TEXT PASSAGE:
%%
Time-bending action-adventure Omensight is out today, and today, and today

Omensight-header

Here is a list of reasons for why I’m strongly considering taking a break from a game I’m really enjoying, so that I can play Omensight (which just came out) instead.

  • It’s about re-living the day of the apocalypse and attempting to stop it by solving a murder.
  • You solve that murder by following different characters, manipulating them, then allying with or fighting them based on what you learn.
  • There’s time-bendy combat that reminds me of Transistor in all the right ways.
  • It’s got some cute mice in it.
  • It’s about re-living the day of the apocalypse and attempting to stop it by solving a murder.

Omensight is the spiritual successor to Stories: The Path Of Destinies, which was hindered by the blandest of names and a structure that involved repeating the same segments in order to see its branching story. Hopefully, this time round Spearhead Games have found a way to make retreading the same ground a) less common and b) more interesting.

Here’s the trailer, which features incongruously adorable animals facing the imminent destruction of all life.
%%
DATA SECTION:
%%
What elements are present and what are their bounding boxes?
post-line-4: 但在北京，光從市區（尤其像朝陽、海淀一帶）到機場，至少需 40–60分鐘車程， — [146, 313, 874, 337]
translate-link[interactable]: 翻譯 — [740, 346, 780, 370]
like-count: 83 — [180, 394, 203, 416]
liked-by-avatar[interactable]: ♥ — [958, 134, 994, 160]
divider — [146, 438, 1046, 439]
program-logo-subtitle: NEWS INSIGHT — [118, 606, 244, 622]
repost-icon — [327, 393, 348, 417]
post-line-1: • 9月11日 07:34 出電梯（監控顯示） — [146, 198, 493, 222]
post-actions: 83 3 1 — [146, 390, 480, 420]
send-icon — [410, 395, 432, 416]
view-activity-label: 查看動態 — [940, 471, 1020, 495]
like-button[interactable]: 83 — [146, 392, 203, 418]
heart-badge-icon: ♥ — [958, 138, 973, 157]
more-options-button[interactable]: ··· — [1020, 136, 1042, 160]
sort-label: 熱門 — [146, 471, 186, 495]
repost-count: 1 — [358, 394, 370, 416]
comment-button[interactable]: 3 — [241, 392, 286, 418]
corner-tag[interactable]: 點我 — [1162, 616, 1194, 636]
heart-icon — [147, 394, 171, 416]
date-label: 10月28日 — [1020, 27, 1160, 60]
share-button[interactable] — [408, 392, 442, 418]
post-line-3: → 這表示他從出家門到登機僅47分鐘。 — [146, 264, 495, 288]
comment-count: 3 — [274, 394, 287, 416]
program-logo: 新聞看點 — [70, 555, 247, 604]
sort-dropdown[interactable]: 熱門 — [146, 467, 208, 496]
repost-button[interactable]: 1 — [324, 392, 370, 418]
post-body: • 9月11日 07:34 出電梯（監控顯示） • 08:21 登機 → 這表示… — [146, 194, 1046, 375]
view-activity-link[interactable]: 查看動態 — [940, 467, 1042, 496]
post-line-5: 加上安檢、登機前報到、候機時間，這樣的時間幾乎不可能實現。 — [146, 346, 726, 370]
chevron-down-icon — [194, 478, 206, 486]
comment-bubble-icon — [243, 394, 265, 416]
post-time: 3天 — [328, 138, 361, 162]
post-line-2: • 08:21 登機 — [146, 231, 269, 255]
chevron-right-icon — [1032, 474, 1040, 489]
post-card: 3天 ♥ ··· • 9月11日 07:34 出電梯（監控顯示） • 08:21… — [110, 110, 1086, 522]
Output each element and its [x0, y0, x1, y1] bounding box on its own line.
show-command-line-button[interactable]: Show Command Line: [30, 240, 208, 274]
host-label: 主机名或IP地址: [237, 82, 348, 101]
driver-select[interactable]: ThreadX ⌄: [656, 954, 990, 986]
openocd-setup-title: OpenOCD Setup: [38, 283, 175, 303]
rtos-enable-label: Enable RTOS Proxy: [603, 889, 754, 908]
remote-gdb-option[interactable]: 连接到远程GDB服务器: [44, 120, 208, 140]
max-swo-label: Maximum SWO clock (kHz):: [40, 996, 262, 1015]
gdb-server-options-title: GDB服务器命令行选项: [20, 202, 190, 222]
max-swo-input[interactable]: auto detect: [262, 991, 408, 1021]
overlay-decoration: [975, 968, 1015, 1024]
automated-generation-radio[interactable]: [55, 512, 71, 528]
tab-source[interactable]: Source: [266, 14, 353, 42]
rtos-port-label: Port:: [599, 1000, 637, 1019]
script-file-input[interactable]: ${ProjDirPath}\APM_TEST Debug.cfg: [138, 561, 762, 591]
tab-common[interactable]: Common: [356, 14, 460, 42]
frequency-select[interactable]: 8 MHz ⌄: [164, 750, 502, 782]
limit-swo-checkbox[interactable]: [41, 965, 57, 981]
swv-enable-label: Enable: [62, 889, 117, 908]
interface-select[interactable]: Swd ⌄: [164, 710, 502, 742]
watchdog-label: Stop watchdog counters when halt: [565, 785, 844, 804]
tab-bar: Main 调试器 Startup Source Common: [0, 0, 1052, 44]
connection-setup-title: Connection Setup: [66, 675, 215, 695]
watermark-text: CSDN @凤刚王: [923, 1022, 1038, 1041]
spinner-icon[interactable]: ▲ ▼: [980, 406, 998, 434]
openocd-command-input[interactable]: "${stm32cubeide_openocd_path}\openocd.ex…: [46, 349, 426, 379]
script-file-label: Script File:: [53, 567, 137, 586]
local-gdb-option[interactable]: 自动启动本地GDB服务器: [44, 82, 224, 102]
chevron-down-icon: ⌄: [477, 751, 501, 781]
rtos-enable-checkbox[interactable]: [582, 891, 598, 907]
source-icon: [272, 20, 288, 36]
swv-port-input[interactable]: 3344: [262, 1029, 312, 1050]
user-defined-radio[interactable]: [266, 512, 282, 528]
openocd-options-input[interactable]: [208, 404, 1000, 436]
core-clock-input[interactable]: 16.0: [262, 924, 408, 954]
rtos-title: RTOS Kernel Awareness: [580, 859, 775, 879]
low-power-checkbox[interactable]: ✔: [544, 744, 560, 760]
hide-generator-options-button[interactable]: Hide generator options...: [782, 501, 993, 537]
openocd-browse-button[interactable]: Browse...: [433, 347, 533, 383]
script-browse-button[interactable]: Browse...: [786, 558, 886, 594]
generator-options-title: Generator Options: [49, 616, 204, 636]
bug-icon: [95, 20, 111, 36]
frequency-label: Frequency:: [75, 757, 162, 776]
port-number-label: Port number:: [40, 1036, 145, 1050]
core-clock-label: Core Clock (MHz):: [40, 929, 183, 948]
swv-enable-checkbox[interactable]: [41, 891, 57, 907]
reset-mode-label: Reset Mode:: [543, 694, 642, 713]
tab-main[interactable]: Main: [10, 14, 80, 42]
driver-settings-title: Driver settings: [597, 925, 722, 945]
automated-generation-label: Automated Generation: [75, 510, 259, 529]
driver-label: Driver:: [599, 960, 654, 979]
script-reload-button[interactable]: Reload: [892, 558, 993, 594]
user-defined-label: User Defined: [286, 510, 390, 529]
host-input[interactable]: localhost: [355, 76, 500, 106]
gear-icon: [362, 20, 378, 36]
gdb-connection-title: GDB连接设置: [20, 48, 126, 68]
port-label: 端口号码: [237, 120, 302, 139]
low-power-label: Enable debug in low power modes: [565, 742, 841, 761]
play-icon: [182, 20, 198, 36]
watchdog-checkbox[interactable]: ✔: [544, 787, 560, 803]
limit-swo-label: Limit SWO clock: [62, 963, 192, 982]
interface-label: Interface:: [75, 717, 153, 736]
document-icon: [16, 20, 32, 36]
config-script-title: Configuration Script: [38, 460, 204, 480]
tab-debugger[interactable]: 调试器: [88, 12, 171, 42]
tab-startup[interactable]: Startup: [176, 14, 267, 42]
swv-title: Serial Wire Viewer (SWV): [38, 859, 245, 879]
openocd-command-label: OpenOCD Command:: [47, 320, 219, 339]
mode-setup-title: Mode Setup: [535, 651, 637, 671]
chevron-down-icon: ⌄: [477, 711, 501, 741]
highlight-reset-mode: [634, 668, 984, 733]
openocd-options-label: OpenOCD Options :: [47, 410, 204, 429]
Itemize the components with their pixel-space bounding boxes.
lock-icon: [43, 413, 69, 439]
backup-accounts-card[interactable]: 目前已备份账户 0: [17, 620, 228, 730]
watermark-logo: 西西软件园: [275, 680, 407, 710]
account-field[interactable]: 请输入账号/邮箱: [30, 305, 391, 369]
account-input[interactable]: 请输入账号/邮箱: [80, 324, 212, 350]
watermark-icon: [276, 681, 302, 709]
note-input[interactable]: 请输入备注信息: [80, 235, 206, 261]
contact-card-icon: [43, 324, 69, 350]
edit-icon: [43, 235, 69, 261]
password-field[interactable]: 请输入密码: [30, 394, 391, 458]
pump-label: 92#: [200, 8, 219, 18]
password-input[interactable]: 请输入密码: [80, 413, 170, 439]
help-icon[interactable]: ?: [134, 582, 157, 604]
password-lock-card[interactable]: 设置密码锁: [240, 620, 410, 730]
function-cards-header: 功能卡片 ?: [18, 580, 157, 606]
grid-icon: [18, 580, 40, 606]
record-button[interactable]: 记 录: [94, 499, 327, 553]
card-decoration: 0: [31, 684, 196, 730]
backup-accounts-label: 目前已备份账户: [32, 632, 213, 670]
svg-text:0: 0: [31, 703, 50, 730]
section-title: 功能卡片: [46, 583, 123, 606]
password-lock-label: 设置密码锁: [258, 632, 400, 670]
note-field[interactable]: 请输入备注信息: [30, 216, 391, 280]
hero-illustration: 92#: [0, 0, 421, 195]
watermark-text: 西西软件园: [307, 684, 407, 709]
%%
PROBLEM TO WORK ON:
Please continue the Omensight article from the point where it stops, not the entries.

OUTPUT FOR THIS TASK:
Keep your eyeballs moist, because I also want to show you this developer commentary that’ll walk and talk you through the more exciting aspects of the game. The first minute or so is a bit ‘genero lore-heavy fantasy noise‘, but bear with it.

Orchestrating events using knowledge gained through time-travel in order to solve a murder is an idea that oozes potential. The set up makes me think of Punchdrunk, a company that make immersive theatre experiences where you can follow different characters around. This does a similar thing in that you can gain different perspectives of the same event, but then goes one step further and lets you shape the outcome.

All of that could be undermined by poor execution, and it’s entirely possible that that dev video presents the game in a way that suggests you have more control over things than you actually do. Still, it’s a compelling enough premise that even if the story-shaping turns out to be disappointingly minimal, I reckon it’ll be worth my time.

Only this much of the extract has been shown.